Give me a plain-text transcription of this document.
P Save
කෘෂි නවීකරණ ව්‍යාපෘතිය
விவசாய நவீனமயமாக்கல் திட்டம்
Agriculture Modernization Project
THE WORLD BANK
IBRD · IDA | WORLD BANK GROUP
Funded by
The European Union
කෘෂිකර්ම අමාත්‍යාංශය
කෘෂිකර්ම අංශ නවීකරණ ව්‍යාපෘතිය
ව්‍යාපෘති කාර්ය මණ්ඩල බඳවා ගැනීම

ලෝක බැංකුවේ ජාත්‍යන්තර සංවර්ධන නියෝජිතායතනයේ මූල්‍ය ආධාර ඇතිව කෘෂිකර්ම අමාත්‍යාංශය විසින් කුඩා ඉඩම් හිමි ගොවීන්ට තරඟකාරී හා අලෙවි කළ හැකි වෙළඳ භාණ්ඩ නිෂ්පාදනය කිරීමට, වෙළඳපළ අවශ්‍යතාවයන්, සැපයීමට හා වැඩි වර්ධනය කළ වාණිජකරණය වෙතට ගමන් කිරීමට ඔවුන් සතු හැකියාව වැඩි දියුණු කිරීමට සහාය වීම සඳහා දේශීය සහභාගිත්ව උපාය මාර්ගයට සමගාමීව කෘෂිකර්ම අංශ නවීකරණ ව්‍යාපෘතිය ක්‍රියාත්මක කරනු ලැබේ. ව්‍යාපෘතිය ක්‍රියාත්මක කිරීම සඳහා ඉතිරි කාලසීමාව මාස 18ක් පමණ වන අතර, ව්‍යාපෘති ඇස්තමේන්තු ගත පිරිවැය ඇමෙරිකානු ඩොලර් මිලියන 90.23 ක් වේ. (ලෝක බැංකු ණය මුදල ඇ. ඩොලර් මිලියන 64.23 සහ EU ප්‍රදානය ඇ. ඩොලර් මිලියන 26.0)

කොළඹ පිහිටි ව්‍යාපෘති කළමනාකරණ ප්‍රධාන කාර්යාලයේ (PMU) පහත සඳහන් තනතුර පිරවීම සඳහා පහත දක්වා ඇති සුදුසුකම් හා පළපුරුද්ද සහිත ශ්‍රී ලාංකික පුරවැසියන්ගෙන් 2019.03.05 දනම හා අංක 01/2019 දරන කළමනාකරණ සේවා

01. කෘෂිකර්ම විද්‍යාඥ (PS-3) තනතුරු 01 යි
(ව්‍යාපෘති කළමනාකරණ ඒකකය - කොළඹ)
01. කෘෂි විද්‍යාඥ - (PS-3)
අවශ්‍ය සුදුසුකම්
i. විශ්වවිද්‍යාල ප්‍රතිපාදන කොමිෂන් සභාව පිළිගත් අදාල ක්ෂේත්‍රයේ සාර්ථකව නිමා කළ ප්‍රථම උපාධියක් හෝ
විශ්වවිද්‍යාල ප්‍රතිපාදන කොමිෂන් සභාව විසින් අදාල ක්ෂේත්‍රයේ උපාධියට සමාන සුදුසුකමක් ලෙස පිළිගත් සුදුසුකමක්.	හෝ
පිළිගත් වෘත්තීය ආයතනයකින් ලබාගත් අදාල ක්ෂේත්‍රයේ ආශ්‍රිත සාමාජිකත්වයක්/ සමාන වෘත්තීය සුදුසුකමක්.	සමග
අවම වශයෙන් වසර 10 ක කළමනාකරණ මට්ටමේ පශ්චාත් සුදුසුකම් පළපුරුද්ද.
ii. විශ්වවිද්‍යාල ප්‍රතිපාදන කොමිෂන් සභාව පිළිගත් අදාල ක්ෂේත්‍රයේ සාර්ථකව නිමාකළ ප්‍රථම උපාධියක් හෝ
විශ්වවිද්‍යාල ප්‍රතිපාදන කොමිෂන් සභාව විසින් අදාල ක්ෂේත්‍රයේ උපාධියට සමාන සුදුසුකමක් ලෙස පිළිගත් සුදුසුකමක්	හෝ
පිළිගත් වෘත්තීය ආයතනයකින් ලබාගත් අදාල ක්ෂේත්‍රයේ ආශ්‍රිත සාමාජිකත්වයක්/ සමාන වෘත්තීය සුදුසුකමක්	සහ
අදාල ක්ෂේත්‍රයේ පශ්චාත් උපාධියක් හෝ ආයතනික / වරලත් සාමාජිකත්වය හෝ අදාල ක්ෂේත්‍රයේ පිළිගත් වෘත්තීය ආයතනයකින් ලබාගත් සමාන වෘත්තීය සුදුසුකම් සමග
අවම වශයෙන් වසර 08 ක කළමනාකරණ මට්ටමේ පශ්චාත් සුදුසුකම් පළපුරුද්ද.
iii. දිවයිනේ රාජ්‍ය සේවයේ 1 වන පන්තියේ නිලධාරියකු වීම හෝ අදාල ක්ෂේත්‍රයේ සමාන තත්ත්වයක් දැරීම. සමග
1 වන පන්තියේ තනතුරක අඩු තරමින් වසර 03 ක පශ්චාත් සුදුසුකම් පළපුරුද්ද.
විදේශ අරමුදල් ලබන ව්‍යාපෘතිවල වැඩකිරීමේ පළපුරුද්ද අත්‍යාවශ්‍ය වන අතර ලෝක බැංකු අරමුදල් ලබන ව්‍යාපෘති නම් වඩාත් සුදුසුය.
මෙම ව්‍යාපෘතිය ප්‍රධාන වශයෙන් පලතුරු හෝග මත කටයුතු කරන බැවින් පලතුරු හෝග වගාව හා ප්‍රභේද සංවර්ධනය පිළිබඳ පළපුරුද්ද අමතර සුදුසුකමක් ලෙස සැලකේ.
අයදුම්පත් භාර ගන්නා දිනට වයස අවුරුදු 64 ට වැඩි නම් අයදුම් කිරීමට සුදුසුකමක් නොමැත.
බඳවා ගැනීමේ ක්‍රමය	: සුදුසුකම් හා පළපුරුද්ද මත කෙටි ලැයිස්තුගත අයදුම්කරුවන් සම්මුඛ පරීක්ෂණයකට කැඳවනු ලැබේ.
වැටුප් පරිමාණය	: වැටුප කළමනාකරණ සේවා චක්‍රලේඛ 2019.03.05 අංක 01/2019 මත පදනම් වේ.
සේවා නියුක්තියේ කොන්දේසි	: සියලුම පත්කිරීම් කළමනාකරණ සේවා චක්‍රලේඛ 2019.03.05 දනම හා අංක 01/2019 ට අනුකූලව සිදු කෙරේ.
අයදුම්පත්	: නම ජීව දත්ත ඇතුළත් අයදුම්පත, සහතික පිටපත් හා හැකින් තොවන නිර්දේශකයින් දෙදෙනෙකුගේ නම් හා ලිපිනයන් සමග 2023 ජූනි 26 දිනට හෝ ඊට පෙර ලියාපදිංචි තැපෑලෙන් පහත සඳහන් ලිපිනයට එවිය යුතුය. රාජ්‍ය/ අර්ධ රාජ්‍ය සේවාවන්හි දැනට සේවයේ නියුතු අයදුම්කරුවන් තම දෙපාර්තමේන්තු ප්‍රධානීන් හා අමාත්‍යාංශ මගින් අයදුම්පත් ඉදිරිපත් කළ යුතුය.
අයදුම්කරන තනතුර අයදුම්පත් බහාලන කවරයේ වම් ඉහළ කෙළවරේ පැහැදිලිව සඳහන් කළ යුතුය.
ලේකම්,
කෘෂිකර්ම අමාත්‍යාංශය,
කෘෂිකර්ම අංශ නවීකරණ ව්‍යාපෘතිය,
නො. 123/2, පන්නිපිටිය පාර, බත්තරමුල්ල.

▸ The request:
Repeat the material from above exactly, word for word.

▸ Correct output:
Give me a plain-text transcription of this document.
P Save
කෘෂි නවීකරණ ව්‍යාපෘතිය
விவசாய நவீனமயமாக்கல் திட்டம்
Agriculture Modernization Project
THE WORLD BANK
IBRD · IDA | WORLD BANK GROUP
Funded by
The European Union
කෘෂිකර්ම අමාත්‍යාංශය
කෘෂිකර්ම අංශ නවීකරණ ව්‍යාපෘතිය
ව්‍යාපෘති කාර්ය මණ්ඩල බඳවා ගැනීම

ලෝක බැංකුවේ ජාත්‍යන්තර සංවර්ධන නියෝජිතායතනයේ මූල්‍ය ආධාර ඇතිව කෘෂිකර්ම අමාත්‍යාංශය විසින් කුඩා ඉඩම් හිමි ගොවීන්ට තරඟකාරී හා අලෙවි කළ හැකි වෙළඳ භාණ්ඩ නිෂ්පාදනය කිරීමට, වෙළඳපළ අවශ්‍යතාවයන්, සැපයීමට හා වැඩි වර්ධනය කළ වාණිජකරණය වෙතට ගමන් කිරීමට ඔවුන් සතු හැකියාව වැඩි දියුණු කිරීමට සහාය වීම සඳහා දේශීය සහභාගිත්ව උපාය මාර්ගයට සමගාමීව කෘෂිකර්ම අංශ නවීකරණ ව්‍යාපෘතිය ක්‍රියාත්මක කරනු ලැබේ. ව්‍යාපෘතිය ක්‍රියාත්මක කිරීම සඳහා ඉතිරි කාලසීමාව මාස 18ක් පමණ වන අතර, ව්‍යාපෘති ඇස්තමේන්තු ගත පිරිවැය ඇමෙරිකානු ඩොලර් මිලියන 90.23 ක් වේ. (ලෝක බැංකු ණය මුදල ඇ. ඩොලර් මිලියන 64.23 සහ EU ප්‍රදානය ඇ. ඩොලර් මිලියන 26.0)

කොළඹ පිහිටි ව්‍යාපෘති කළමනාකරණ ප්‍රධාන කාර්යාලයේ (PMU) පහත සඳහන් තනතුර පිරවීම සඳහා පහත දක්වා ඇති සුදුසුකම් හා පළපුරුද්ද සහිත ශ්‍රී ලාංකික පුරවැසියන්ගෙන් 2019.03.05 දනම හා අංක 01/2019 දරන කළමනාකරණ සේවා

01. කෘෂිකර්ම විද්‍යාඥ (PS-3) තනතුරු 01 යි
(ව්‍යාපෘති කළමනාකරණ ඒකකය - කොළඹ)
01. කෘෂි විද්‍යාඥ - (PS-3)
අවශ්‍ය සුදුසුකම්
i. විශ්වවිද්‍යාල ප්‍රතිපාදන කොමිෂන් සභාව පිළිගත් අදාල ක්ෂේත්‍රයේ සාර්ථකව නිමා කළ ප්‍රථම උපාධියක් හෝ
විශ්වවිද්‍යාල ප්‍රතිපාදන කොමිෂන් සභාව විසින් අදාල ක්ෂේත්‍රයේ උපාධියට සමාන සුදුසුකමක් ලෙස පිළිගත් සුදුසුකමක්.	හෝ
පිළිගත් වෘත්තීය ආයතනයකින් ලබාගත් අදාල ක්ෂේත්‍රයේ ආශ්‍රිත සාමාජිකත්වයක්/ සමාන වෘත්තීය සුදුසුකමක්.	සමග
අවම වශයෙන් වසර 10 ක කළමනාකරණ මට්ටමේ පශ්චාත් සුදුසුකම් පළපුරුද්ද.
ii. විශ්වවිද්‍යාල ප්‍රතිපාදන කොමිෂන් සභාව පිළිගත් අදාල ක්ෂේත්‍රයේ සාර්ථකව නිමාකළ ප්‍රථම උපාධියක් හෝ
විශ්වවිද්‍යාල ප්‍රතිපාදන කොමිෂන් සභාව විසින් අදාල ක්ෂේත්‍රයේ උපාධියට සමාන සුදුසුකමක් ලෙස පිළිගත් සුදුසුකමක්	හෝ
පිළිගත් වෘත්තීය ආයතනයකින් ලබාගත් අදාල ක්ෂේත්‍රයේ ආශ්‍රිත සාමාජිකත්වයක්/ සමාන වෘත්තීය සුදුසුකමක්	සහ
අදාල ක්ෂේත්‍රයේ පශ්චාත් උපාධියක් හෝ ආයතනික / වරලත් සාමාජිකත්වය හෝ අදාල ක්ෂේත්‍රයේ පිළිගත් වෘත්තීය ආයතනයකින් ලබාගත් සමාන වෘත්තීය සුදුසුකම් සමග
අවම වශයෙන් වසර 08 ක කළමනාකරණ මට්ටමේ පශ්චාත් සුදුසුකම් පළපුරුද්ද.
iii. දිවයිනේ රාජ්‍ය සේවයේ 1 වන පන්තියේ නිලධාරියකු වීම හෝ අදාල ක්ෂේත්‍රයේ සමාන තත්ත්වයක් දැරීම. සමග
1 වන පන්තියේ තනතුරක අඩු තරමින් වසර 03 ක පශ්චාත් සුදුසුකම් පළපුරුද්ද.
විදේශ අරමුදල් ලබන ව්‍යාපෘතිවල වැඩකිරීමේ පළපුරුද්ද අත්‍යාවශ්‍ය වන අතර ලෝක බැංකු අරමුදල් ලබන ව්‍යාපෘති නම් වඩාත් සුදුසුය.
මෙම ව්‍යාපෘතිය ප්‍රධාන වශයෙන් පලතුරු හෝග මත කටයුතු කරන බැවින් පලතුරු හෝග වගාව හා ප්‍රභේද සංවර්ධනය පිළිබඳ පළපුරුද්ද අමතර සුදුසුකමක් ලෙස සැලකේ.
අයදුම්පත් භාර ගන්නා දිනට වයස අවුරුදු 64 ට වැඩි නම් අයදුම් කිරීමට සුදුසුකමක් නොමැත.
බඳවා ගැනීමේ ක්‍රමය	: සුදුසුකම් හා පළපුරුද්ද මත කෙටි ලැයිස්තුගත අයදුම්කරුවන් සම්මුඛ පරීක්ෂණයකට කැඳවනු ලැබේ.
වැටුප් පරිමාණය	: වැටුප කළමනාකරණ සේවා චක්‍රලේඛ 2019.03.05 අංක 01/2019 මත පදනම් වේ.
සේවා නියුක්තියේ කොන්දේසි	: සියලුම පත්කිරීම් කළමනාකරණ සේවා චක්‍රලේඛ 2019.03.05 දනම හා අංක 01/2019 ට අනුකූලව සිදු කෙරේ.
අයදුම්පත්	: නම ජීව දත්ත ඇතුළත් අයදුම්පත, සහතික පිටපත් හා හැකින් තොවන නිර්දේශකයින් දෙදෙනෙකුගේ නම් හා ලිපිනයන් සමග 2023 ජූනි 26 දිනට හෝ ඊට පෙර ලියාපදිංචි තැපෑලෙන් පහත සඳහන් ලිපිනයට එවිය යුතුය. රාජ්‍ය/ අර්ධ රාජ්‍ය සේවාවන්හි දැනට සේවයේ නියුතු අයදුම්කරුවන් තම දෙපාර්තමේන්තු ප්‍රධානීන් හා අමාත්‍යාංශ මගින් අයදුම්පත් ඉදිරිපත් කළ යුතුය.
අයදුම්කරන තනතුර අයදුම්පත් බහාලන කවරයේ වම් ඉහළ කෙළවරේ පැහැදිලිව සඳහන් කළ යුතුය.
ලේකම්,
කෘෂිකර්ම අමාත්‍යාංශය,
කෘෂිකර්ම අංශ නවීකරණ ව්‍යාපෘතිය,
නො. 123/2, පන්නිපිටිය පාර, බත්තරමුල්ල.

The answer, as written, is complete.